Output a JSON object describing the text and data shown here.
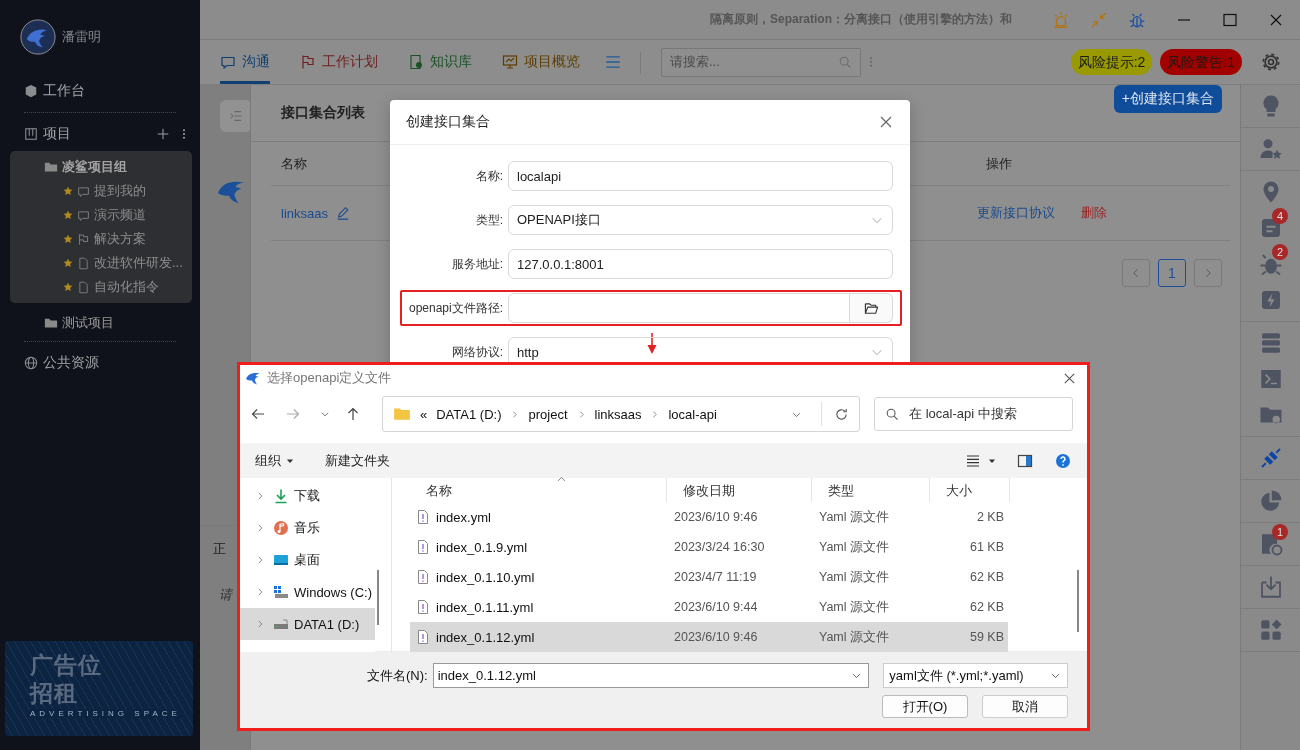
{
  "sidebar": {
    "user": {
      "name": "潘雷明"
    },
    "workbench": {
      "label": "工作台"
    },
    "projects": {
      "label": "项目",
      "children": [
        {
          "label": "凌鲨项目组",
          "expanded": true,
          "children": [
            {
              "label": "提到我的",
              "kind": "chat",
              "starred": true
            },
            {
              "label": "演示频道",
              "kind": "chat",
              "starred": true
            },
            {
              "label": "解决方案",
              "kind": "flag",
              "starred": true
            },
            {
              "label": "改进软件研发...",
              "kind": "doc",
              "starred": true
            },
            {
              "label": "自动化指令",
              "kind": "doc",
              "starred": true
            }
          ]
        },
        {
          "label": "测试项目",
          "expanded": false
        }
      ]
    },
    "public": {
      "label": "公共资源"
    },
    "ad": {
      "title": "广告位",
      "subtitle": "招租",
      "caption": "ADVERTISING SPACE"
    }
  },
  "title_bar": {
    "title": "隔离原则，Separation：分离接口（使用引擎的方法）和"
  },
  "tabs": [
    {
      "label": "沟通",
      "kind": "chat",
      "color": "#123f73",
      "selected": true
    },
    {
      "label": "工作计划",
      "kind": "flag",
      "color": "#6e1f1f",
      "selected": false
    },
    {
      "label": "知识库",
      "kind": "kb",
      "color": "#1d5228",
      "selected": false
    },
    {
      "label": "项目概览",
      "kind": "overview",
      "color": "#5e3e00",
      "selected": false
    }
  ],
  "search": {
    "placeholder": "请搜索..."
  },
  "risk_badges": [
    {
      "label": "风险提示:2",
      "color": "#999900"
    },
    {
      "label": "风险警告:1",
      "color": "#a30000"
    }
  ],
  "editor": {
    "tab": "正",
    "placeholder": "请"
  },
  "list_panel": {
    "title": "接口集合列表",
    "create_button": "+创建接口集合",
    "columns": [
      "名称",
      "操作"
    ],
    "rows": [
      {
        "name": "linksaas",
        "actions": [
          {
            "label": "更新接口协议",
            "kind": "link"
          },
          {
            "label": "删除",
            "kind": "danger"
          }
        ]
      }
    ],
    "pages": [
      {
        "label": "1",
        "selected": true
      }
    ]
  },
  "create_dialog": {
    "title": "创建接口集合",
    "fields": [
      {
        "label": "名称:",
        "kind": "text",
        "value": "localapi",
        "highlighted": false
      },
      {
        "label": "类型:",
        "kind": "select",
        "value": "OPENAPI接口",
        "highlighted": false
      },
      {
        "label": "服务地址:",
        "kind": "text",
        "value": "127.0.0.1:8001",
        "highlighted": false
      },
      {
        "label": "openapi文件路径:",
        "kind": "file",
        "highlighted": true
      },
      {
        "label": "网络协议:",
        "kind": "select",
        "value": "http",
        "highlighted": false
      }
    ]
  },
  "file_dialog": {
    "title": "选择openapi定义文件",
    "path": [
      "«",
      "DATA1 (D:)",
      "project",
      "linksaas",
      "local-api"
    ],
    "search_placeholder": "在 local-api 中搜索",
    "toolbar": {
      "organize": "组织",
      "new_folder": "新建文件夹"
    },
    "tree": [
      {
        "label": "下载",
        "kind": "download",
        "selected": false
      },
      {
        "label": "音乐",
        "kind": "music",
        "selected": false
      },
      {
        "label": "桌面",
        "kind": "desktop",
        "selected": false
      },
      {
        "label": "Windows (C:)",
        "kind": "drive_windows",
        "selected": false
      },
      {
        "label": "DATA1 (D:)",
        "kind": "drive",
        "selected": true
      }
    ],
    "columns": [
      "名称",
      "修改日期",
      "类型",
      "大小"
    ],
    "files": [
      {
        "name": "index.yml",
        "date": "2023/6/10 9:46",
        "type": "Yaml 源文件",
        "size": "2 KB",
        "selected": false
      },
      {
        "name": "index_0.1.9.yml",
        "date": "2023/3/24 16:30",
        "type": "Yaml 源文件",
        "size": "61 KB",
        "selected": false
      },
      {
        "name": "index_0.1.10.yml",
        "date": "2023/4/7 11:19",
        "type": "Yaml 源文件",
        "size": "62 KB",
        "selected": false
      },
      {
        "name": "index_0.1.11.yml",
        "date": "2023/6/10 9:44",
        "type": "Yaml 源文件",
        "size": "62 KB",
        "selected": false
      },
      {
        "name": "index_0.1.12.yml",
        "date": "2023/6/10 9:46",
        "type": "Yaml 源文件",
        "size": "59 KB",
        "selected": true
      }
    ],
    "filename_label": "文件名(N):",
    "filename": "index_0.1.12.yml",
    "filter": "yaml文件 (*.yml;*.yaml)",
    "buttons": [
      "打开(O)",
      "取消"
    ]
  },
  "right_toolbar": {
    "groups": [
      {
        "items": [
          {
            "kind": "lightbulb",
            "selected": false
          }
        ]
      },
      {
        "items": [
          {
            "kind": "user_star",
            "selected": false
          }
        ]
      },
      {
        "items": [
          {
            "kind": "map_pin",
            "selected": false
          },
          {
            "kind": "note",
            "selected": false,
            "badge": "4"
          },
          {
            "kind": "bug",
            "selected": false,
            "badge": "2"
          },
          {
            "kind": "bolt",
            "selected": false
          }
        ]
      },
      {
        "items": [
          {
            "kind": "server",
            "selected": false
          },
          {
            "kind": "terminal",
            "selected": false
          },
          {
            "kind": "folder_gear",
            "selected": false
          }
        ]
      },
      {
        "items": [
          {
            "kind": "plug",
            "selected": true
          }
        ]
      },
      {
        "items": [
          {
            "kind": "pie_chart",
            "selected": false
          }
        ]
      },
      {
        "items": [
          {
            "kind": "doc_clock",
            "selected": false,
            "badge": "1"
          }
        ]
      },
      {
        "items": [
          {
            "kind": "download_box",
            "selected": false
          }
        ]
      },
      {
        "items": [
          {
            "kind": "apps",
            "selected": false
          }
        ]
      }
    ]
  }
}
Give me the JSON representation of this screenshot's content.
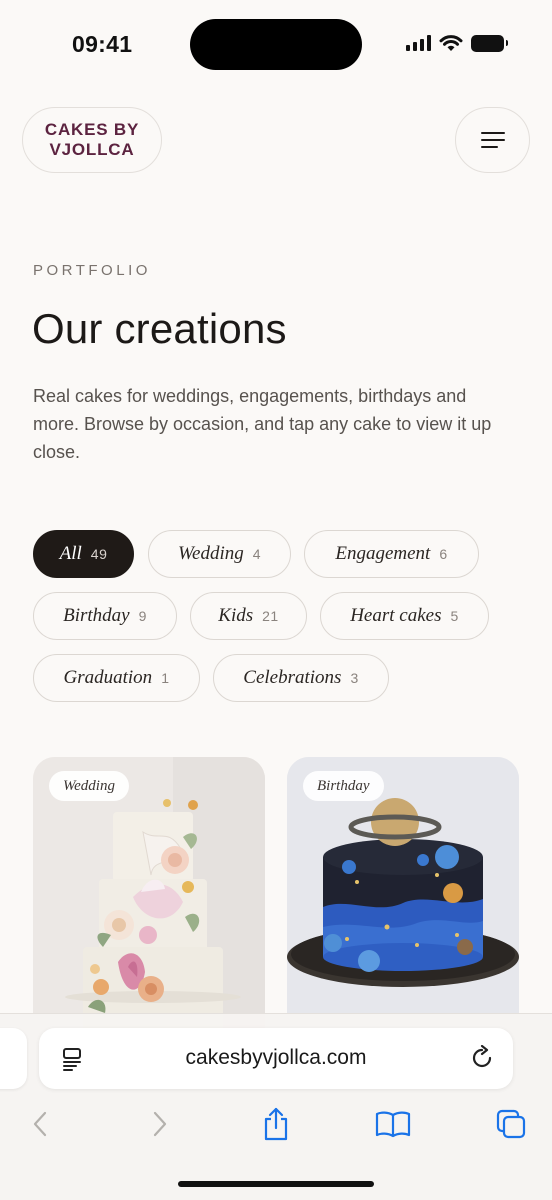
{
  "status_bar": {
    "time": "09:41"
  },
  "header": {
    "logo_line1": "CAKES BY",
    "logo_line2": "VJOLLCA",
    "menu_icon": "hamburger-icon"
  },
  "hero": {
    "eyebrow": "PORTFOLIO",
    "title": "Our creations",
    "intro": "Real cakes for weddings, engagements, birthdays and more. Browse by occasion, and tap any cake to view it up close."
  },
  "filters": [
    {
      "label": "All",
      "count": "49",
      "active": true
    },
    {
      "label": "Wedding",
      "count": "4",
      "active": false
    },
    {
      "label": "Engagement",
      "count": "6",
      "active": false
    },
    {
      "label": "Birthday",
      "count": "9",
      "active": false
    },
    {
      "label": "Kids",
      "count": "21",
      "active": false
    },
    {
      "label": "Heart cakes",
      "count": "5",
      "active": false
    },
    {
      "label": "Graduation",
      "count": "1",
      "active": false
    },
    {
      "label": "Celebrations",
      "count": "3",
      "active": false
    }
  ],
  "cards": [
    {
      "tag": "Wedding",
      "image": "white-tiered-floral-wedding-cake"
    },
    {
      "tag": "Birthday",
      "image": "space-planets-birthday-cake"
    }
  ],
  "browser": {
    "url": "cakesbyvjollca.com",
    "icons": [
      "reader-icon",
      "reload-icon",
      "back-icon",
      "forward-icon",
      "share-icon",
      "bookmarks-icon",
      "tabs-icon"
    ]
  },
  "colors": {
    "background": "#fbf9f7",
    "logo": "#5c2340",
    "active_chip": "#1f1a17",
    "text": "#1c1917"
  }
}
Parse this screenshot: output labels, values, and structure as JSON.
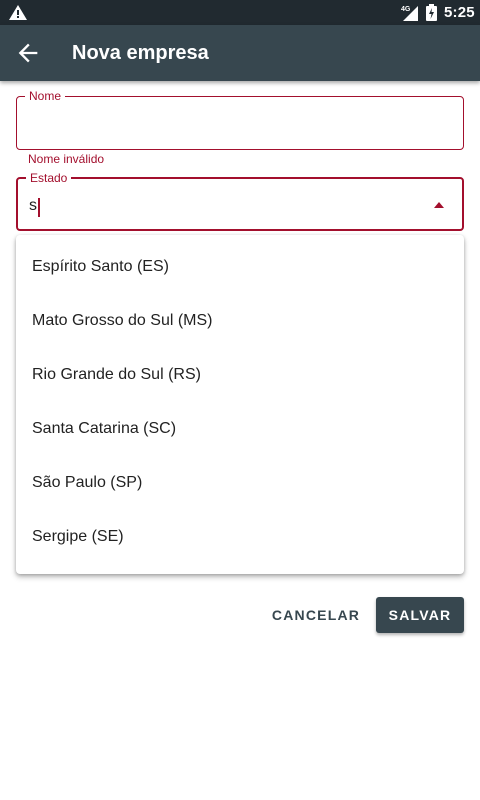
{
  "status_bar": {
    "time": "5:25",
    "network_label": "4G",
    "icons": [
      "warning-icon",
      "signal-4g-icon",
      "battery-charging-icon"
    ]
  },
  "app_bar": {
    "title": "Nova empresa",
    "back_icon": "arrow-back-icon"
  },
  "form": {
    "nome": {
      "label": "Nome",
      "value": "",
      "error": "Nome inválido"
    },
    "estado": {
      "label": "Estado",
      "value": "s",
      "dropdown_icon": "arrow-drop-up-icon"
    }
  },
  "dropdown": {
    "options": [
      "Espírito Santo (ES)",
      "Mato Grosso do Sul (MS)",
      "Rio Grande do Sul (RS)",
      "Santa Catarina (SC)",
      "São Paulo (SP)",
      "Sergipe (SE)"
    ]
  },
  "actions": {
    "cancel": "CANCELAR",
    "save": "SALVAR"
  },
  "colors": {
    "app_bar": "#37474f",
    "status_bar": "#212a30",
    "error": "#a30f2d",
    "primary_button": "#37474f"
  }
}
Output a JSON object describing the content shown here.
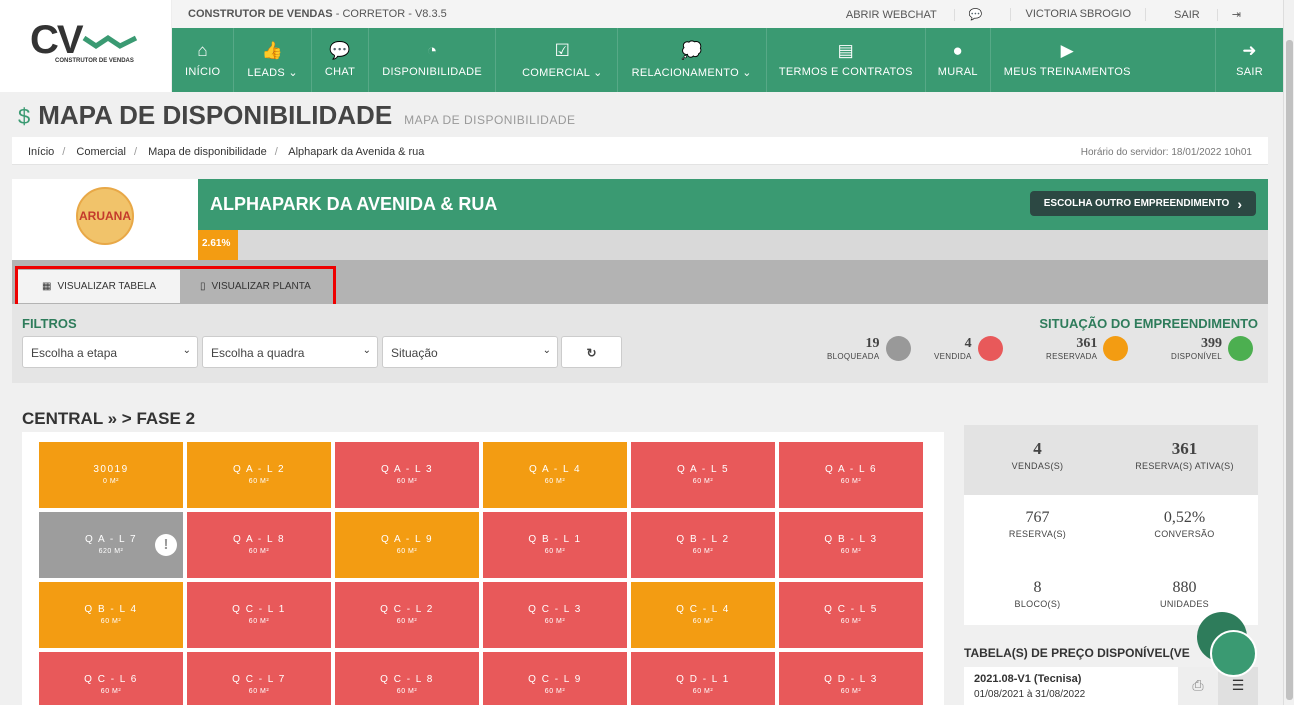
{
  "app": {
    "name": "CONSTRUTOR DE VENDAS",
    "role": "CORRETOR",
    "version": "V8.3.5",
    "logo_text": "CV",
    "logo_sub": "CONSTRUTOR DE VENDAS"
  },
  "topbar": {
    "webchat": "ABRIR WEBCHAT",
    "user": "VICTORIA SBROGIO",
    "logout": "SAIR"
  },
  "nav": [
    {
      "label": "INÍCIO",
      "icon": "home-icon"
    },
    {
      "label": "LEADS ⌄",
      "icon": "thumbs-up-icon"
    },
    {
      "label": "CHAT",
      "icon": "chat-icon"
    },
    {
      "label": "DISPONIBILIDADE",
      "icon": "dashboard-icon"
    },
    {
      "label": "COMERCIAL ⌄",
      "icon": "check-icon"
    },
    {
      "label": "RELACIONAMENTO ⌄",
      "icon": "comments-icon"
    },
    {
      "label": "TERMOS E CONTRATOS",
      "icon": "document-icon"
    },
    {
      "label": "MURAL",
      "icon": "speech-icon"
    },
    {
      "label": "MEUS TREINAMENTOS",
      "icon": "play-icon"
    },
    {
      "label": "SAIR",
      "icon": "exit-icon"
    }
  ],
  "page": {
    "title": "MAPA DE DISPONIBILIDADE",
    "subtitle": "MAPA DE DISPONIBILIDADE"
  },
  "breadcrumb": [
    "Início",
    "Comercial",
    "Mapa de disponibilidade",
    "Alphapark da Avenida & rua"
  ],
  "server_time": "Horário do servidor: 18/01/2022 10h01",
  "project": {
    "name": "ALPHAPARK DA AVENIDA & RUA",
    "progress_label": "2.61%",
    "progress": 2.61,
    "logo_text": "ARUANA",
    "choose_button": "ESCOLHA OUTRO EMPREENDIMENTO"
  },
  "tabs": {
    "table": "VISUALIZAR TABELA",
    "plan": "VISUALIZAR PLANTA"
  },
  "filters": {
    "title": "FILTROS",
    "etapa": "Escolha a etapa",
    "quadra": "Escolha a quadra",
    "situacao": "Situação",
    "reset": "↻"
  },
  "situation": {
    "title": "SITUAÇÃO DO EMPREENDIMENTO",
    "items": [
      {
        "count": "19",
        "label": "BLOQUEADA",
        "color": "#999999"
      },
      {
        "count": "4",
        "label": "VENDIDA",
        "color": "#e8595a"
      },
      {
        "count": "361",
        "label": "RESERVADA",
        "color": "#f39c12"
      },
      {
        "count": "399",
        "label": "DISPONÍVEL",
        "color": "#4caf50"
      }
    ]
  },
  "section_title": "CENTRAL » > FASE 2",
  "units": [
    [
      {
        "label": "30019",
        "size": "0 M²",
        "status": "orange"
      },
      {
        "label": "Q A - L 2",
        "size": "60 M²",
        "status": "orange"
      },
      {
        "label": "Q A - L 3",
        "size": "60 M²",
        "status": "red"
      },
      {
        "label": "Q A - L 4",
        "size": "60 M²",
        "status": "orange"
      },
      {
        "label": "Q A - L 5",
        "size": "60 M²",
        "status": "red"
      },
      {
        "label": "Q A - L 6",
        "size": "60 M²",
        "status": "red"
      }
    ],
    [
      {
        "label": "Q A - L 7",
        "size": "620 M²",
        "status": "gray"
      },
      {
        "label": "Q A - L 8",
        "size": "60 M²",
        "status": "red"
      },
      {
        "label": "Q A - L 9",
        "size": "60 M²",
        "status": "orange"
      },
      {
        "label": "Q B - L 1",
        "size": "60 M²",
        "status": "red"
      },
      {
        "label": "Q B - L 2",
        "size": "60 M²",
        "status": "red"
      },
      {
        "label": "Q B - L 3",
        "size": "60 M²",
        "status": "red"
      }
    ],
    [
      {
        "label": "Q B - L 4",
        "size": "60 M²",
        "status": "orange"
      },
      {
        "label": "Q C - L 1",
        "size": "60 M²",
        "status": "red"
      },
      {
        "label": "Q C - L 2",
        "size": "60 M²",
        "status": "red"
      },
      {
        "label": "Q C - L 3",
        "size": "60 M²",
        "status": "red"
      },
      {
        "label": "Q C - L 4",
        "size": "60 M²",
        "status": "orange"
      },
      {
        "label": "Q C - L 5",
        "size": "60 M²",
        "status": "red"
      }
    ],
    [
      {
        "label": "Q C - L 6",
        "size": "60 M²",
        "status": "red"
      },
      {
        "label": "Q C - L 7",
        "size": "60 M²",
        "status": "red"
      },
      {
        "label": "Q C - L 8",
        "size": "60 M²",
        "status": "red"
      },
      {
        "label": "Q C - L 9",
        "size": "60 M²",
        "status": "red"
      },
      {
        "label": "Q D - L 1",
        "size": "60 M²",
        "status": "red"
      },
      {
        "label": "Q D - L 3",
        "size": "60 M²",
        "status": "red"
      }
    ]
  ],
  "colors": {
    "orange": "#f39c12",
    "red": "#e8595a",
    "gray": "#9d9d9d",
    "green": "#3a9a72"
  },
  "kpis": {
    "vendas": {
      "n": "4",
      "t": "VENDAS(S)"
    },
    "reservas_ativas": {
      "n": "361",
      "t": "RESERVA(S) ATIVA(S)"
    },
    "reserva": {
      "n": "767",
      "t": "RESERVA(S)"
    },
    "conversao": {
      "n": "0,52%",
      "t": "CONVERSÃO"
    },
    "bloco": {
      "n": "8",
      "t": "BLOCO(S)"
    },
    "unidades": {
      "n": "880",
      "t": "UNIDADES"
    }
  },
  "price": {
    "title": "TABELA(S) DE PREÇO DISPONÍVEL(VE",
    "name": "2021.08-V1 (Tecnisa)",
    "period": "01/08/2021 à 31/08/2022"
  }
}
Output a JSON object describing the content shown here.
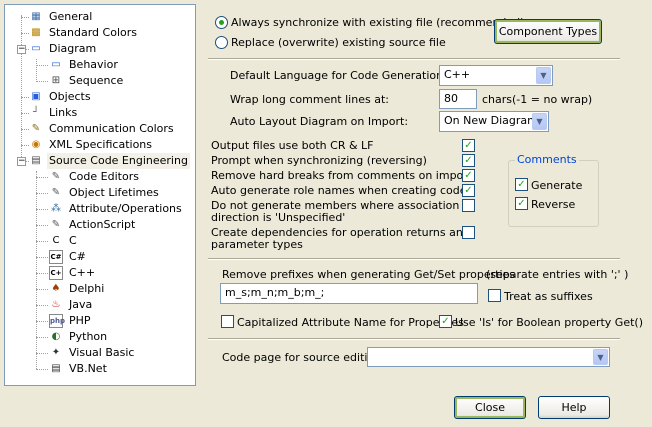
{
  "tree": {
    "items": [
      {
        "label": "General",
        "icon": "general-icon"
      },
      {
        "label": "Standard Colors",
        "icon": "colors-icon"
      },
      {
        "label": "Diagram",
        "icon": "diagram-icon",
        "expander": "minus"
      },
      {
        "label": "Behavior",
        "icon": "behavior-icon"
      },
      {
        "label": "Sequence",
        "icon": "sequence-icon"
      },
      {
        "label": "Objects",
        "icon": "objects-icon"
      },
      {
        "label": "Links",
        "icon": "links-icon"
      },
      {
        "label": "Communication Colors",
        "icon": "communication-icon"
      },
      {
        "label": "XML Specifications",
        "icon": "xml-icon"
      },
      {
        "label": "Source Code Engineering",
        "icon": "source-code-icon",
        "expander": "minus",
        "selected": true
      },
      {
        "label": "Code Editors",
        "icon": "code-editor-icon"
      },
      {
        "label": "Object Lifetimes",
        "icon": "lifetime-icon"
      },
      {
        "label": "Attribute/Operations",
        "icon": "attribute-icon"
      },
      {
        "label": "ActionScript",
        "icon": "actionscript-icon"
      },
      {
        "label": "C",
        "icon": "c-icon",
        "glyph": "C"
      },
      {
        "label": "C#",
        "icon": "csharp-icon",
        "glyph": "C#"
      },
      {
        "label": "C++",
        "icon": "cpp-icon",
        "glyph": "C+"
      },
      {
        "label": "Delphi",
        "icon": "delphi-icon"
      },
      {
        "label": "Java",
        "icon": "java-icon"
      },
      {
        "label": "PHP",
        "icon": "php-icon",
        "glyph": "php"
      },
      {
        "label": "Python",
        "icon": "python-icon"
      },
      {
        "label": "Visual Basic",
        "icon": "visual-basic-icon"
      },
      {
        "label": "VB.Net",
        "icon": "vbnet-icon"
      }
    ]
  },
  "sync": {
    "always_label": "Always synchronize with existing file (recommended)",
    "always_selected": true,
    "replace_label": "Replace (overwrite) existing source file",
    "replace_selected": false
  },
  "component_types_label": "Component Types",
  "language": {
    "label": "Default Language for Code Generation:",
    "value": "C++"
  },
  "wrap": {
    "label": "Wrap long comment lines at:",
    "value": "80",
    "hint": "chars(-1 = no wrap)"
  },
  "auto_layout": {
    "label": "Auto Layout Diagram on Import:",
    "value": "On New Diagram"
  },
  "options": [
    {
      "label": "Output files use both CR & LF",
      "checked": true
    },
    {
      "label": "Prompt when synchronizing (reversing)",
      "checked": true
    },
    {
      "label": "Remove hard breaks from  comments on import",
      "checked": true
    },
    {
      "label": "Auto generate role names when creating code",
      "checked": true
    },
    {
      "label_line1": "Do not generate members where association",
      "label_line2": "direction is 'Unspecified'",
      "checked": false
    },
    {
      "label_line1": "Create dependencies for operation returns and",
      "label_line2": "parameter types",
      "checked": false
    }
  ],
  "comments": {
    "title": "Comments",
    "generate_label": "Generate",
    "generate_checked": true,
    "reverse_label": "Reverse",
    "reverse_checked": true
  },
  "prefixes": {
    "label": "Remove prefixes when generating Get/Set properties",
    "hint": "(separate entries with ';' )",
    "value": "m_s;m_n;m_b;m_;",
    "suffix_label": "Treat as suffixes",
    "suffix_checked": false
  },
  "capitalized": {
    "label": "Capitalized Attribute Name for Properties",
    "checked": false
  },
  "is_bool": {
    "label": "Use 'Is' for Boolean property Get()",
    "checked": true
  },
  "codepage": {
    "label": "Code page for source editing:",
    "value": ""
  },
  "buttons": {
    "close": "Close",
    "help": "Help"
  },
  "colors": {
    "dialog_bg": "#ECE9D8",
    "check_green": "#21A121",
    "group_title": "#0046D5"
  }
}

#### What to do:
Each line holding the word "role" counts once; report the total and nothing else.

#### Expected output:
2